CONSIGNE A:
Réécrivez les lignes des enregistrements en commençant à celle qui contient « x-tick-label: 30' — [325, 456, 344, 472] » et en vous arrêtant après celle qui contient « x-tick-label: 60' — [641, 456, 660, 472] ». Substituez « Muestra 5 » à « Muestra 2 » et laissez tout le reste inchangé.

9 . Les autorités italiennes ont adressé à la Commission fin novembre 1989 un rapport de synthèse accompagné de rapports analytiques pour chacune des trois entreprises ainsi que divers documents . C' est sur le caractère approfondi ou non de ces contrôles supplémentaires et sur l' aptitude des documents ainsi produits à le démontrer que les parties s' opposent devant vous .

10 . La République italienne fait porter ses critiques sur les constatations effectuées par les fonctionnaires du FEOGA dans leur rapport de synthèse complémentaire du 12 mars 1990 ( 8 ). Le paragraphe 3 de ce rapport énonce, en effet, que les rapports transmis par les autorités italiennes ne font pas mention du rapprochement, pour toutes les transactions, de la comptabilité spécifique avec la comptabilité financière des entreprises . Il précise, par ailleurs, cinq faits particuliers constitutifs de
carences dans les contrôles effectués . Examinons successivement le grief tenant à l' absence de rapprochement global, puis les cinq points relatifs aux carences alléguées .

11 . En ce qui concerne l' absence d' un rapprochement global, l' État demandeur affirme que le groupe des vérificateurs a comparé l' ensemble de la comptabilité et, en particulier, les résultats des registres de l' AIMA, l' organisme d' intervention italien, avec ceux tenus par les entreprises au titre du droit italien . La documentation n' a cependant été constituée que pour les transactions les plus importantes ( 9 ).

12 . La Commission répond sur ce point qu' elle n' a pas trouvé la moindre annotation dans la comptabilité des entreprises ni aucune note de calcul prouvant que le rapprochement aurait été effectué ( 10 ).

13 . Il est exact que, dans les documents adressés par les autorités italiennes à la Commission, ne figure aucune indication sur le nombre des transactions sélectionnées ni sur les résultats des contrôles à leur égard . Lors de la procédure orale, le fonctionnaire du FEOGA a, par ailleurs, confirmé que l' institution communautaire avait seulement reçu les photocopies de certaines transactions .

14 . Il nous faut constater également que le gouvernement italien n' a pas produit de preuves supplémentaires par rapport à ce qui avait été adressé à la Commission avant l' adoption de la décision attaquée . Or vous avez déjà jugé que, si

"le gouvernement requérant, sans contredire ces constatations ( celles de la Commission ) par la production de preuves, se limite à soutenir que des contrôles administratifs ont, en réalité, eu lieu ainsi que des contrôles sur place ..." ( 11 ),

cela ne permet pas de

"démontrer que les constatations de la Commission étaient inexactes" ( 12 ).

Et vous en déduisez qu' il y a lieu de rejeter le recours en annulation à l' encontre de la décision refusant le financement communautaire ( 13 ).

15 . Sans doute la réponse serait-elle différente dans un recours en manquement, mais la charge de la preuve, ici, pèse sur l' État demandeur . Nous tenons donc pour acquis l' absence d' un contrôle approfondi au sens de l' article 10, paragraphe 2, sous d ), du règlement n 1725/79, précité .

ENREGISTREMENTS FOURNIS:

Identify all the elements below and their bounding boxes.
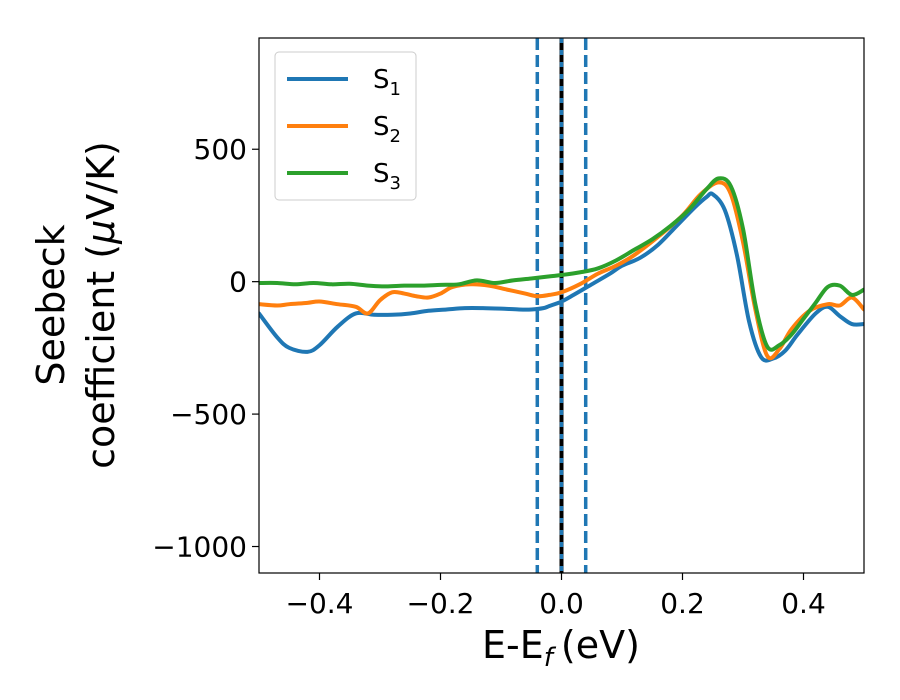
series-line-s2	[259, 180, 864, 361]
legend: S1 S2 S3	[274, 51, 417, 201]
legend-label-s2: S2	[373, 112, 401, 147]
y-axis-ticks: −1000 −500 0 500	[152, 133, 259, 564]
x-tick-label: 0.4	[781, 587, 826, 620]
legend-label-s3: S3	[373, 159, 401, 194]
x-tick-label: 0.2	[660, 587, 705, 620]
series-lines	[259, 176, 864, 363]
x-tick-label: −0.2	[407, 587, 475, 620]
y-tick-label: −500	[170, 398, 247, 431]
legend-label-s1: S1	[373, 65, 401, 100]
series-line-s3	[259, 176, 864, 352]
x-axis-title: E-Ef (eV)	[482, 623, 640, 673]
y-tick-label: 500	[194, 133, 247, 166]
y-axis-title-mu: μ	[79, 220, 123, 245]
y-axis-title-line1: Seebeck	[29, 224, 73, 385]
x-axis-ticks: −0.4 −0.2 0.0 0.2 0.4	[286, 573, 826, 620]
x-tick-label: 0.0	[539, 587, 584, 620]
y-axis-title-line2: coefficient (μV/K)	[79, 141, 123, 469]
y-tick-label: 0	[229, 266, 247, 299]
x-tick-label: −0.4	[286, 587, 354, 620]
x-axis-title-subscript: f	[544, 643, 557, 673]
y-tick-label: −1000	[152, 531, 247, 564]
x-axis-title-unit: (eV)	[561, 623, 640, 667]
vertical-reference-lines	[535, 38, 588, 573]
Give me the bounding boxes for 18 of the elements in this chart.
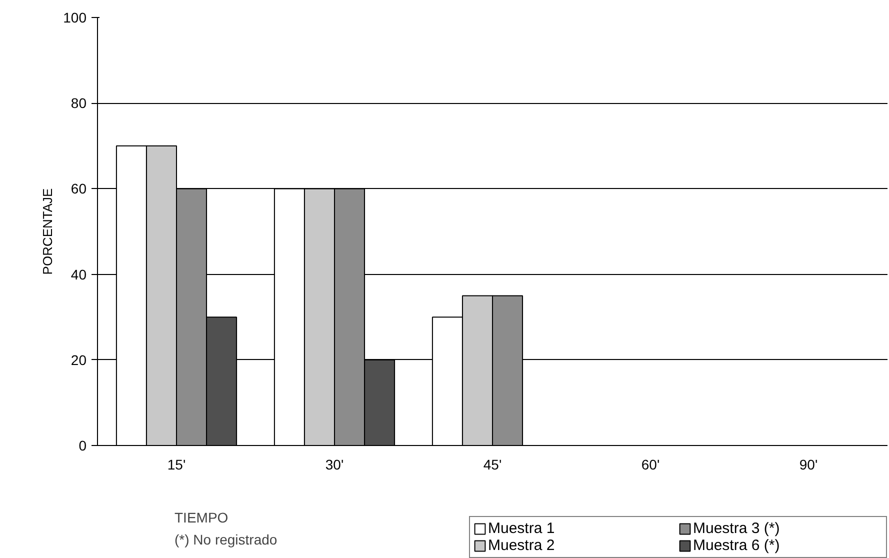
x-tick-label: 30' — [325, 456, 344, 472]
legend-label: Muestra 2 — [488, 537, 556, 554]
text: (*) No registrado — [174, 532, 278, 548]
legend-label: Muestra 3 (*) — [693, 520, 781, 537]
y-tick-label: 100 — [63, 10, 87, 26]
x-tick-label: 60' — [641, 456, 660, 472]
y-tick-label: 40 — [70, 266, 87, 282]
x-axis-title: TIEMPO — [174, 510, 228, 526]
y-tick-label: 0 — [78, 438, 87, 454]
y-axis-title: PORCENTAJE — [40, 188, 56, 275]
y-tick-label: 80 — [70, 95, 87, 112]
y-tick-label: 60 — [70, 180, 87, 197]
x-tick-label: 45' — [483, 456, 502, 472]
legend-label: Muestra 1 — [488, 520, 556, 537]
x-tick-label: 15' — [167, 456, 186, 472]
legend-label: Muestra 6 (*) — [693, 537, 781, 554]
y-tick-label: 20 — [70, 352, 87, 368]
x-tick-label: 90' — [799, 456, 818, 472]
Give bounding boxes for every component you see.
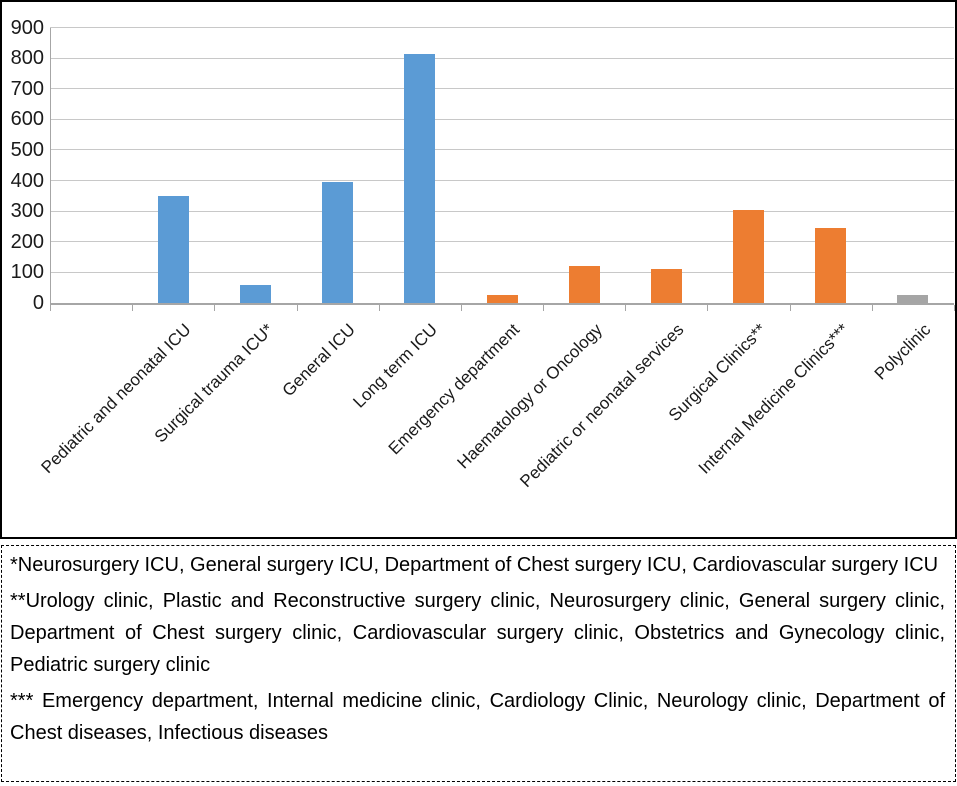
bar-chart: 0 100 200 300 400 500 600 700 800 900 Pediatric a… (0, 0, 957, 539)
axis-tick (378, 305, 380, 311)
y-axis-label: 0 (32, 292, 44, 314)
x-axis-label-pediatric-or-neonatal-services: Pediatric or neonatal services (516, 320, 688, 492)
bar-pediatric-and-neonatal-icu (157, 195, 189, 303)
y-axis-label: 200 (10, 230, 44, 253)
bar-internal-medicine-clinics (815, 228, 847, 303)
bar-long-term-icu (404, 53, 436, 303)
y-axis-label: 700 (10, 77, 44, 100)
x-axis-line (50, 303, 954, 305)
axis-tick (625, 305, 627, 311)
gridline (50, 57, 954, 59)
axis-tick (954, 305, 955, 311)
gridline (50, 88, 954, 90)
gridline (50, 210, 954, 212)
bar-general-icu (322, 182, 354, 303)
gridline (50, 27, 954, 28)
gridline (50, 118, 954, 120)
axis-tick (296, 305, 298, 311)
y-axis-line (50, 27, 51, 309)
y-axis-label: 600 (10, 108, 44, 131)
y-axis-label: 400 (10, 169, 44, 192)
gridline (50, 241, 954, 243)
x-axis-label-general-icu: General ICU (278, 320, 360, 401)
footnote-2: **Urology clinic, Plastic and Reconstruc… (10, 590, 945, 676)
y-axis-label: 500 (10, 138, 44, 161)
bar-haematology-or-oncology (568, 266, 600, 303)
gridline (50, 180, 954, 182)
axis-tick (460, 305, 462, 311)
gridline (50, 149, 954, 151)
x-axis-label-haematology-or-oncology: Haematology or Oncology (453, 320, 606, 473)
x-axis-label-internal-medicine-clinics: Internal Medicine Clinics*** (694, 320, 853, 478)
axis-tick (871, 305, 873, 311)
x-axis-label-pediatric-and-neonatal-icu: Pediatric and neonatal ICU (37, 320, 195, 478)
axis-tick (789, 305, 791, 311)
gridline (50, 271, 954, 273)
axis-tick (50, 305, 51, 311)
axis-tick (543, 305, 545, 311)
bar-surgical-clinics (733, 209, 765, 303)
footnote-1: *Neurosurgery ICU, General surgery ICU, … (10, 554, 939, 576)
axis-tick (214, 305, 216, 311)
bar-pediatric-or-neonatal-services (650, 269, 682, 303)
x-axis-label-long-term-icu: Long term ICU (349, 320, 442, 412)
y-axis-label: 100 (10, 261, 44, 284)
y-axis-label: 900 (10, 16, 44, 39)
bar-polyclinic (897, 295, 929, 303)
y-axis-label: 800 (10, 47, 44, 70)
y-axis-label: 300 (10, 200, 44, 223)
footnote-box: *Neurosurgery ICU, General surgery ICU, … (1, 545, 956, 782)
footnote-3: *** Emergency department, Internal medic… (10, 690, 945, 744)
axis-tick (707, 305, 709, 311)
bar-emergency-department (486, 295, 518, 303)
x-axis-label-polyclinic: Polyclinic (870, 320, 935, 384)
axis-tick (132, 305, 134, 311)
bar-surgical-trauma-icu (239, 284, 271, 303)
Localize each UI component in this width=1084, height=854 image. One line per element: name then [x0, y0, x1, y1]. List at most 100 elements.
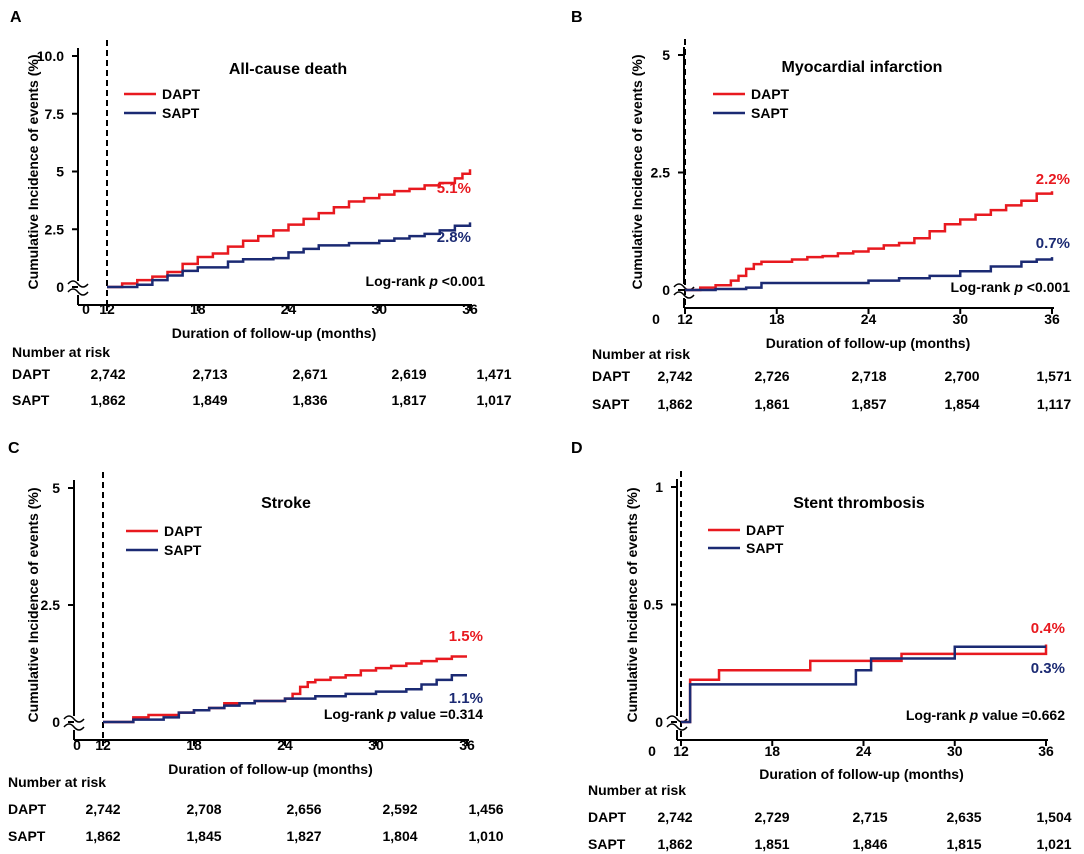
- x-tick-label: 18: [769, 311, 785, 327]
- risk-cell: 1,456: [468, 801, 504, 817]
- risk-table-title: Number at risk: [592, 346, 691, 362]
- end-label-dapt: 2.2%: [1036, 171, 1070, 188]
- risk-cell: 2,742: [85, 801, 121, 817]
- x-tick-label: 0: [652, 311, 660, 327]
- risk-row-label: DAPT: [588, 809, 627, 825]
- risk-cell: 2,729: [754, 809, 790, 825]
- risk-cell: 2,713: [192, 366, 228, 382]
- x-tick-label: 18: [190, 301, 206, 317]
- y-tick-label: 0: [52, 714, 60, 730]
- risk-cell: 1,827: [286, 828, 322, 844]
- panel-b: B 0 2.5 5 0 12 18 24 30 36 Duration of follow-up (…: [542, 0, 1084, 425]
- chart-title: Stroke: [261, 495, 311, 512]
- risk-row-label: SAPT: [592, 396, 630, 412]
- x-tick-label: 30: [947, 743, 963, 759]
- risk-cell: 2,619: [391, 366, 427, 382]
- y-tick-label: 5: [56, 164, 64, 180]
- risk-table-d: Number at risk DAPT 2,742 2,729 2,715 2,…: [588, 782, 1082, 852]
- series-line-dapt: [685, 191, 1054, 292]
- end-label-dapt: 0.4%: [1031, 620, 1065, 637]
- risk-cell: 1,017: [476, 392, 512, 408]
- y-tick-label: 7.5: [45, 106, 65, 122]
- risk-cell: 1,862: [85, 828, 121, 844]
- logrank-annotation: Log-rank p <0.001: [951, 279, 1071, 295]
- end-label-sapt: 1.1%: [449, 690, 483, 707]
- risk-cell: 1,851: [754, 836, 790, 852]
- x-tick-label: 0: [82, 301, 90, 317]
- x-tick-label: 12: [673, 743, 689, 759]
- legend-label-dapt: DAPT: [162, 86, 201, 102]
- risk-row-label: DAPT: [592, 368, 631, 384]
- risk-cell: 1,571: [1036, 368, 1072, 384]
- series-line-sapt: [685, 257, 1054, 292]
- axis-break-mark: [67, 280, 89, 288]
- risk-cell: 1,504: [1036, 809, 1072, 825]
- risk-table-a: Number at risk DAPT 2,742 2,713 2,671 2,…: [12, 344, 532, 414]
- y-tick-label: 5: [662, 47, 670, 63]
- legend-label-dapt: DAPT: [164, 523, 203, 539]
- risk-cell: 2,671: [292, 366, 328, 382]
- chart-title: Stent thrombosis: [793, 495, 925, 512]
- y-tick-label: 2.5: [45, 221, 65, 237]
- risk-cell: 1,846: [852, 836, 888, 852]
- panel-letter: B: [571, 9, 583, 26]
- legend-label-sapt: SAPT: [162, 105, 200, 121]
- risk-cell: 1,862: [657, 396, 693, 412]
- risk-cell: 1,836: [292, 392, 328, 408]
- risk-row-label: SAPT: [8, 828, 46, 844]
- risk-cell: 1,861: [754, 396, 790, 412]
- risk-row-dapt: DAPT 2,742 2,708 2,656 2,592 1,456: [8, 801, 528, 819]
- x-tick-label: 18: [186, 737, 202, 753]
- y-tick-label: 0.5: [644, 597, 664, 613]
- km-chart-d: D 0 0.5 1 0 12 18 24 30 36 Duration of follow-up (…: [571, 440, 1065, 782]
- x-tick-label: 12: [99, 301, 115, 317]
- km-chart-a: A 0 2.5 5 7.5 10.0 0 12 18 24 30 36 Duration of foll…: [10, 9, 485, 341]
- end-label-sapt: 2.8%: [437, 229, 471, 246]
- y-tick-label: 0: [56, 279, 64, 295]
- risk-table-title: Number at risk: [8, 774, 107, 790]
- x-tick-label: 30: [368, 737, 384, 753]
- x-tick-label: 24: [277, 737, 293, 753]
- risk-cell: 2,592: [382, 801, 418, 817]
- x-tick-label: 24: [281, 301, 297, 317]
- risk-row-sapt: SAPT 1,862 1,851 1,846 1,815 1,021: [588, 836, 1082, 854]
- panel-a: A 0 2.5 5 7.5 10.0 0 12 18 24 30 36 Duration of foll…: [0, 0, 542, 425]
- risk-cell: 2,726: [754, 368, 790, 384]
- y-axis-label: Cumulative Incidence of events (%): [624, 488, 640, 723]
- x-tick-label: 12: [677, 311, 693, 327]
- y-axis-label: Cumulative Incidence of events (%): [25, 488, 41, 723]
- risk-cell: 1,862: [657, 836, 693, 852]
- axis-break-mark: [63, 723, 85, 731]
- x-axis-label: Duration of follow-up (months): [172, 325, 377, 341]
- series-line-sapt: [107, 222, 472, 289]
- logrank-annotation: Log-rank p value =0.662: [906, 707, 1065, 723]
- panel-letter: D: [571, 440, 583, 457]
- end-label-sapt: 0.7%: [1036, 235, 1070, 252]
- risk-cell: 1,010: [468, 828, 504, 844]
- axis-break-mark: [666, 723, 688, 731]
- risk-row-dapt: DAPT 2,742 2,726 2,718 2,700 1,571: [592, 368, 1082, 386]
- risk-cell: 1,817: [391, 392, 427, 408]
- km-chart-c: C 0 2.5 5 0 12 18 24 30 36 Duration of follow-up (…: [8, 440, 483, 777]
- risk-cell: 1,471: [476, 366, 512, 382]
- panel-letter: A: [10, 9, 22, 26]
- series-line-sapt: [103, 673, 467, 724]
- risk-row-label: SAPT: [12, 392, 50, 408]
- risk-cell: 2,742: [657, 809, 693, 825]
- y-tick-label: 2.5: [41, 597, 61, 613]
- legend-label-sapt: SAPT: [751, 105, 789, 121]
- series-line-sapt: [681, 645, 1046, 724]
- x-tick-label: 36: [1044, 311, 1060, 327]
- risk-cell: 1,854: [944, 396, 980, 412]
- risk-row-sapt: SAPT 1,862 1,849 1,836 1,817 1,017: [12, 392, 532, 410]
- risk-cell: 2,700: [944, 368, 980, 384]
- chart-title: Myocardial infarction: [782, 59, 943, 76]
- series-line-dapt: [107, 169, 472, 289]
- risk-row-label: DAPT: [12, 366, 51, 382]
- axis-break-mark: [67, 288, 89, 296]
- risk-cell: 2,635: [946, 809, 982, 825]
- legend-label-dapt: DAPT: [746, 522, 785, 538]
- legend-label-sapt: SAPT: [164, 542, 202, 558]
- risk-row-label: SAPT: [588, 836, 626, 852]
- x-tick-label: 12: [95, 737, 111, 753]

CONSIGNE B:
Transcrivez sans aucune modification la partie de l'extrait choisi qui débute aux mots « 9 . Les autorités » et s'achève après les mots « devant vous . ».

RÉPONSE ATTENDUE A:
x-tick-label: 30' — [325, 456, 344, 472]
legend-label: Muestra 5 — [488, 537, 556, 554]
text: (*) No registrado — [174, 532, 278, 548]
legend-label: Muestra 3 (*) — [693, 520, 781, 537]
y-tick-label: 100 — [63, 10, 87, 26]
x-tick-label: 60' — [641, 456, 660, 472]

RÉPONSE ATTENDUE B:
9 . Les autorités italiennes ont adressé à la Commission fin novembre 1989 un rapport de synthèse accompagné de rapports analytiques pour chacune des trois entreprises ainsi que divers documents . C' est sur le caractère approfondi ou non de ces contrôles supplémentaires et sur l' aptitude des documents ainsi produits à le démontrer que les parties s' opposent devant vous .